##### AVAILABLE RECORDS #####

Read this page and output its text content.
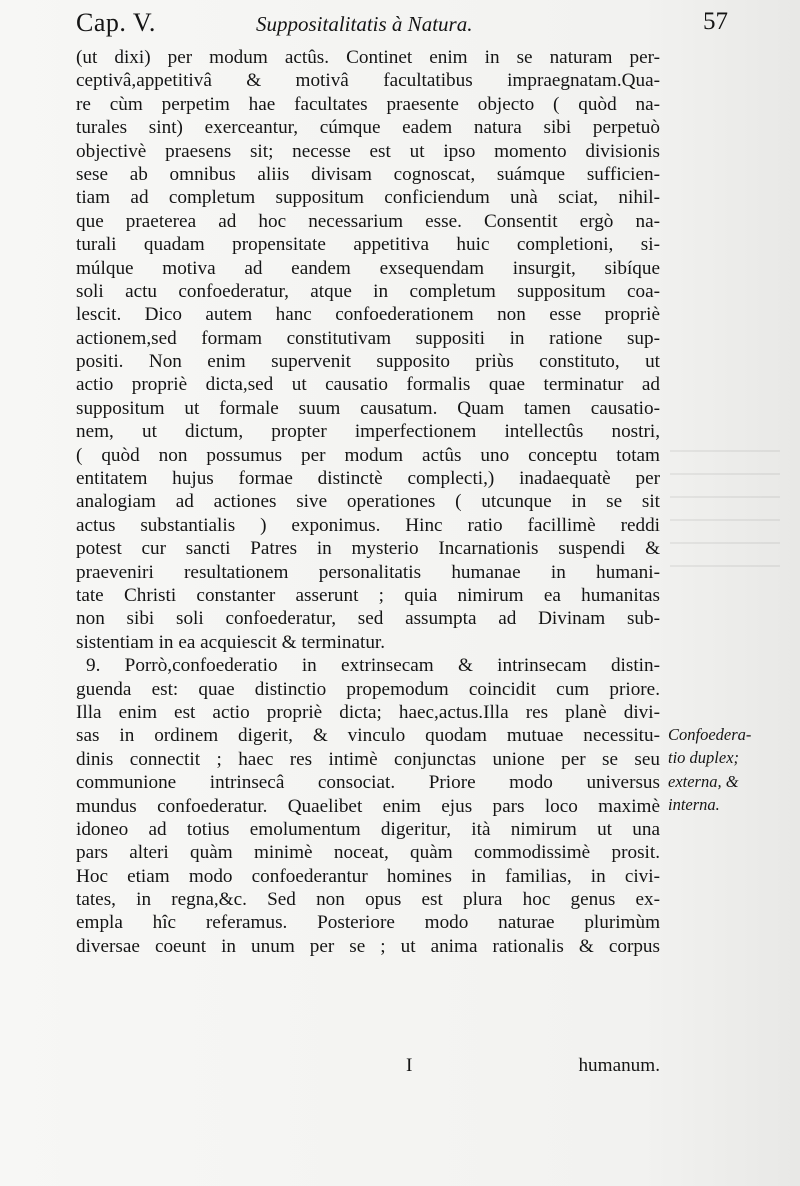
Cap. V.	Suppositalitatis à Natura.	57
(ut dixi) per modum actûs. Continet enim in se naturam per-
ceptivâ,appetitivâ & motivâ facultatibus impraegnatam.Qua-
re cùm perpetim hae facultates praesente objecto ( quòd na-
turales sint) exerceantur, cúmque eadem natura sibi perpetuò
objectivè praesens sit; necesse est ut ipso momento divisionis
sese ab omnibus aliis divisam cognoscat, suámque sufficien-
tiam ad completum suppositum conficiendum unà sciat, nihil-
que praeterea ad hoc necessarium esse. Consentit ergò na-
turali quadam propensitate appetitiva huic completioni, si-
múlque motiva ad eandem exsequendam insurgit, sibíque
soli actu confoederatur, atque in completum suppositum coa-
lescit. Dico autem hanc confoederationem non esse propriè
actionem,sed formam constitutivam suppositi in ratione sup-
positi. Non enim supervenit supposito priùs constituto, ut
actio propriè dicta,sed ut causatio formalis quae terminatur ad
suppositum ut formale suum causatum. Quam tamen causatio-
nem, ut dictum, propter imperfectionem intellectûs nostri,
( quòd non possumus per modum actûs uno conceptu totam
entitatem hujus formae distinctè complecti,) inadaequatè per
analogiam ad actiones sive operationes ( utcunque in se sit
actus substantialis ) exponimus. Hinc ratio facillimè reddi
potest cur sancti Patres in mysterio Incarnationis suspendi &
praeveniri resultationem personalitatis humanae in humani-
tate Christi constanter asserunt ; quia nimirum ea humanitas
non sibi soli confoederatur, sed assumpta ad Divinam sub-
sistentiam in ea acquiescit & terminatur.
9. Porrò,confoederatio in extrinsecam & intrinsecam distin-
guenda est: quae distinctio propemodum coincidit cum priore.
Illa enim est actio propriè dicta; haec,actus.Illa res planè divi-
sas in ordinem digerit, & vinculo quodam mutuae necessitu-
dinis connectit ; haec res intimè conjunctas unione per se seu
communione intrinsecâ consociat. Priore modo universus
mundus confoederatur. Quaelibet enim ejus pars loco maximè
idoneo ad totius emolumentum digeritur, ità nimirum ut una
pars alteri quàm minimè noceat, quàm commodissimè prosit.
Hoc etiam modo confoederantur homines in familias, in civi-
tates, in regna,&c. Sed non opus est plura hoc genus ex-
empla hîc referamus. Posteriore modo naturae plurimùm
diversae coeunt in unum per se ; ut anima rationalis & corpus
Confoedera-
tio duplex;
externa, &
interna.
I	humanum.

#####

## [OBJECTIVE]
In your copy, repeat each record exactly and include no pictures.

## [EXERCISE SOLUTION]
Read this page and output its text content.
Cap. V.	Suppositalitatis à Natura.	57
(ut dixi) per modum actûs. Continet enim in se naturam per-
ceptivâ,appetitivâ & motivâ facultatibus impraegnatam.Qua-
re cùm perpetim hae facultates praesente objecto ( quòd na-
turales sint) exerceantur, cúmque eadem natura sibi perpetuò
objectivè praesens sit; necesse est ut ipso momento divisionis
sese ab omnibus aliis divisam cognoscat, suámque sufficien-
tiam ad completum suppositum conficiendum unà sciat, nihil-
que praeterea ad hoc necessarium esse. Consentit ergò na-
turali quadam propensitate appetitiva huic completioni, si-
múlque motiva ad eandem exsequendam insurgit, sibíque
soli actu confoederatur, atque in completum suppositum coa-
lescit. Dico autem hanc confoederationem non esse propriè
actionem,sed formam constitutivam suppositi in ratione sup-
positi. Non enim supervenit supposito priùs constituto, ut
actio propriè dicta,sed ut causatio formalis quae terminatur ad
suppositum ut formale suum causatum. Quam tamen causatio-
nem, ut dictum, propter imperfectionem intellectûs nostri,
( quòd non possumus per modum actûs uno conceptu totam
entitatem hujus formae distinctè complecti,) inadaequatè per
analogiam ad actiones sive operationes ( utcunque in se sit
actus substantialis ) exponimus. Hinc ratio facillimè reddi
potest cur sancti Patres in mysterio Incarnationis suspendi &
praeveniri resultationem personalitatis humanae in humani-
tate Christi constanter asserunt ; quia nimirum ea humanitas
non sibi soli confoederatur, sed assumpta ad Divinam sub-
sistentiam in ea acquiescit & terminatur.
9. Porrò,confoederatio in extrinsecam & intrinsecam distin-
guenda est: quae distinctio propemodum coincidit cum priore.
Illa enim est actio propriè dicta; haec,actus.Illa res planè divi-
sas in ordinem digerit, & vinculo quodam mutuae necessitu-
dinis connectit ; haec res intimè conjunctas unione per se seu
communione intrinsecâ consociat. Priore modo universus
mundus confoederatur. Quaelibet enim ejus pars loco maximè
idoneo ad totius emolumentum digeritur, ità nimirum ut una
pars alteri quàm minimè noceat, quàm commodissimè prosit.
Hoc etiam modo confoederantur homines in familias, in civi-
tates, in regna,&c. Sed non opus est plura hoc genus ex-
empla hîc referamus. Posteriore modo naturae plurimùm
diversae coeunt in unum per se ; ut anima rationalis & corpus
Confoedera-
tio duplex;
externa, &
interna.
I	humanum.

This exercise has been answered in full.